- [Job]:
Identify and copy all lines of the material where the string "When" is found.

- [Provided data]:
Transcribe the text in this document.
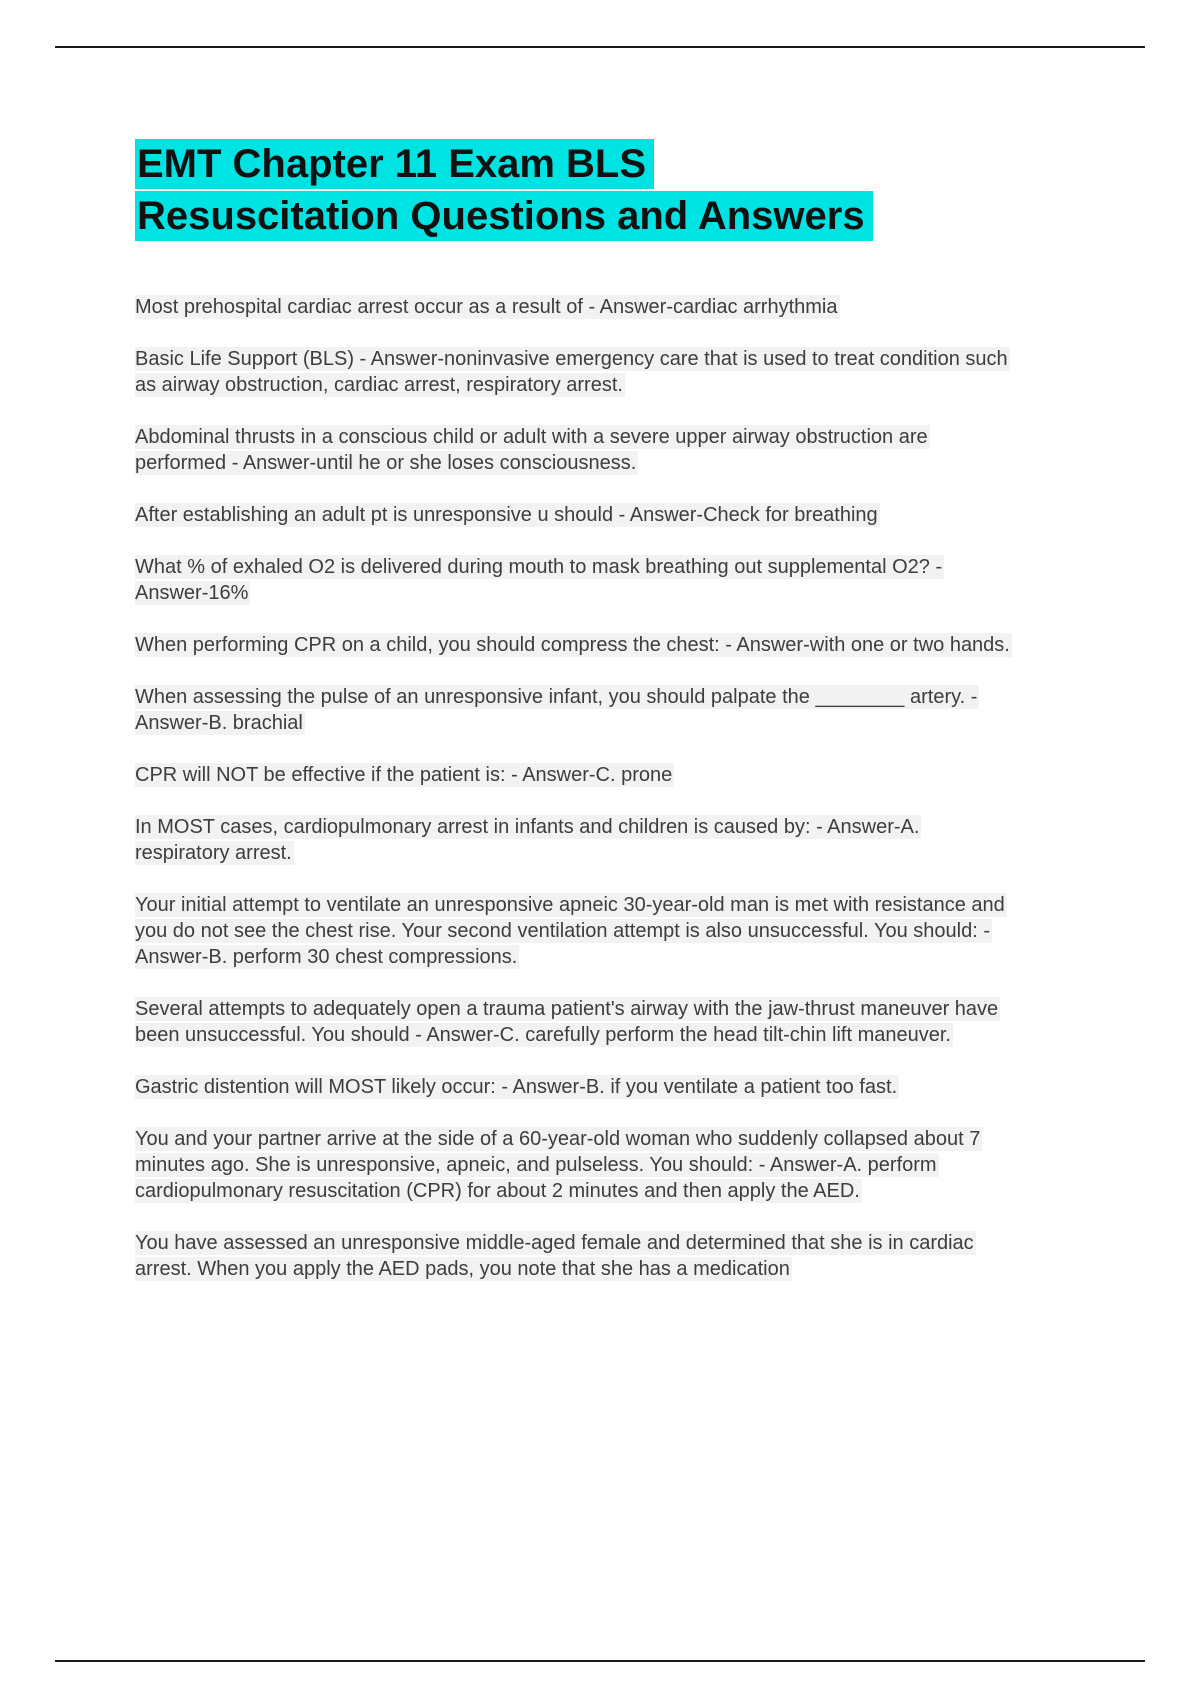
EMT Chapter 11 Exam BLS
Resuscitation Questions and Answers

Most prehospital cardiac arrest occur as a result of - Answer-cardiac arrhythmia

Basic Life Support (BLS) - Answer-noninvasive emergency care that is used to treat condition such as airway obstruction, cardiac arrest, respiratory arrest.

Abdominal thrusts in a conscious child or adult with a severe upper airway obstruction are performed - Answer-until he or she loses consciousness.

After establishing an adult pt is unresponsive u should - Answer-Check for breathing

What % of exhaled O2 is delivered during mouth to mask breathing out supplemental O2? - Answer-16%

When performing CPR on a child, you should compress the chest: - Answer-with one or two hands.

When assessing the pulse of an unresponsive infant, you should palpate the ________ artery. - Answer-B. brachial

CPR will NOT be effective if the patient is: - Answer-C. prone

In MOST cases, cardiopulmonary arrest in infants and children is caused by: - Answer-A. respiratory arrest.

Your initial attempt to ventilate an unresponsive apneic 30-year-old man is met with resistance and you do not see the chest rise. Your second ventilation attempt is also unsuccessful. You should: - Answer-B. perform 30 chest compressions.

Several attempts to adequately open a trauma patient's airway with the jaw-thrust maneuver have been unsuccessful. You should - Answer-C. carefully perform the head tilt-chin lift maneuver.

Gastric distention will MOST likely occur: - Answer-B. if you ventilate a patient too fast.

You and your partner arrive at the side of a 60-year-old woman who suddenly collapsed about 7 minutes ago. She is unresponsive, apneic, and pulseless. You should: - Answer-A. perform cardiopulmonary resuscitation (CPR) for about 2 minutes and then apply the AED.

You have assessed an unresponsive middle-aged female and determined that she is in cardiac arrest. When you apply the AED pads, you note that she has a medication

- [Solution to this problem]:
When performing CPR on a child, you should compress the chest: - Answer-with one or two hands.
When assessing the pulse of an unresponsive infant, you should palpate the ________ artery. - Answer-B. brachial
You have assessed an unresponsive middle-aged female and determined that she is in cardiac arrest. When you apply the AED pads, you note that she has a medication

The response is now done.